The problem: In the data below, find each line containing the string "ONDERHOUD" and return it.

Information provided Block Start

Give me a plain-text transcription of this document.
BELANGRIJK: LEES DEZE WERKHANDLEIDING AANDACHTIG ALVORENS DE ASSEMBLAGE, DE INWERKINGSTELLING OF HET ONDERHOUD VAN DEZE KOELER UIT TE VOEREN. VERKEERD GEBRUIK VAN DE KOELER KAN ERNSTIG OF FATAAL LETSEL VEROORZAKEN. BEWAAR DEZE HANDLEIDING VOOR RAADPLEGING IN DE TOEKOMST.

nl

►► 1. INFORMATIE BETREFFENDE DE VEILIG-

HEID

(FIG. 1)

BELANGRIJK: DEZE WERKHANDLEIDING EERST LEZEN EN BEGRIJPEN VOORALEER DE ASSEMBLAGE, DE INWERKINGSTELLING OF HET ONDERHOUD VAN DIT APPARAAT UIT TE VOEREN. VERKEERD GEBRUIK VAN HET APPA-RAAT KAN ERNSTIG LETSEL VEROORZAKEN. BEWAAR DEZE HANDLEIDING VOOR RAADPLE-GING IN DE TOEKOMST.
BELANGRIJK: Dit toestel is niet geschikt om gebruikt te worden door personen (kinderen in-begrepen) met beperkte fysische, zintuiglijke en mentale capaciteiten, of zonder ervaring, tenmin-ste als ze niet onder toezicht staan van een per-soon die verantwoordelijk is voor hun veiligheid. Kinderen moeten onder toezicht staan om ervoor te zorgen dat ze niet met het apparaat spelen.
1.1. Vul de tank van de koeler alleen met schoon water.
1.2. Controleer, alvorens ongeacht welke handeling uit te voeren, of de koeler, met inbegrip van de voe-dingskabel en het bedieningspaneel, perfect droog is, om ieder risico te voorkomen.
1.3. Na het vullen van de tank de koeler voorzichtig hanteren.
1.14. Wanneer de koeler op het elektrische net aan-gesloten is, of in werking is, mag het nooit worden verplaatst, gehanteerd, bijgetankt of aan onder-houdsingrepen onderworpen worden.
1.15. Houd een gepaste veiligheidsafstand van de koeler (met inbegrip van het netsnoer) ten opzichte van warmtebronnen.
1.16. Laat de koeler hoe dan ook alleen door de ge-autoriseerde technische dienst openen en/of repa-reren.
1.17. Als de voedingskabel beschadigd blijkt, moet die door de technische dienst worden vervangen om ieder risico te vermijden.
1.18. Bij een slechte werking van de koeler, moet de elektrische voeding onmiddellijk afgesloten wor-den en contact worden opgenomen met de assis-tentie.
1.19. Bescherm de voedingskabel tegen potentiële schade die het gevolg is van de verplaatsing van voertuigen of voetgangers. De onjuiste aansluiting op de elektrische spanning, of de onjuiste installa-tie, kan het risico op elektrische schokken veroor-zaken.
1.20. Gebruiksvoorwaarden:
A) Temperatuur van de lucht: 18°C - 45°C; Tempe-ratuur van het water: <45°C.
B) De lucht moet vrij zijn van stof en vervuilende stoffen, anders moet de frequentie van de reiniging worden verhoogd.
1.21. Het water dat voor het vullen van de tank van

Information provided Block End

Answer space:
BELANGRIJK: LEES DEZE WERKHANDLEIDING AANDACHTIG ALVORENS DE ASSEMBLAGE, DE INWERKINGSTELLING OF HET ONDERHOUD VAN DEZE KOELER UIT TE VOEREN. VERKEERD GEBRUIK VAN DE KOELER KAN ERNSTIG OF FATAAL LETSEL VEROORZAKEN. BEWAAR DEZE HANDLEIDING VOOR RAADPLEGING IN DE TOEKOMST.
BELANGRIJK: DEZE WERKHANDLEIDING EERST LEZEN EN BEGRIJPEN VOORALEER DE ASSEMBLAGE, DE INWERKINGSTELLING OF HET ONDERHOUD VAN DIT APPARAAT UIT TE VOEREN. VERKEERD GEBRUIK VAN HET APPA-RAAT KAN ERNSTIG LETSEL VEROORZAKEN. BEWAAR DEZE HANDLEIDING VOOR RAADPLE-GING IN DE TOEKOMST.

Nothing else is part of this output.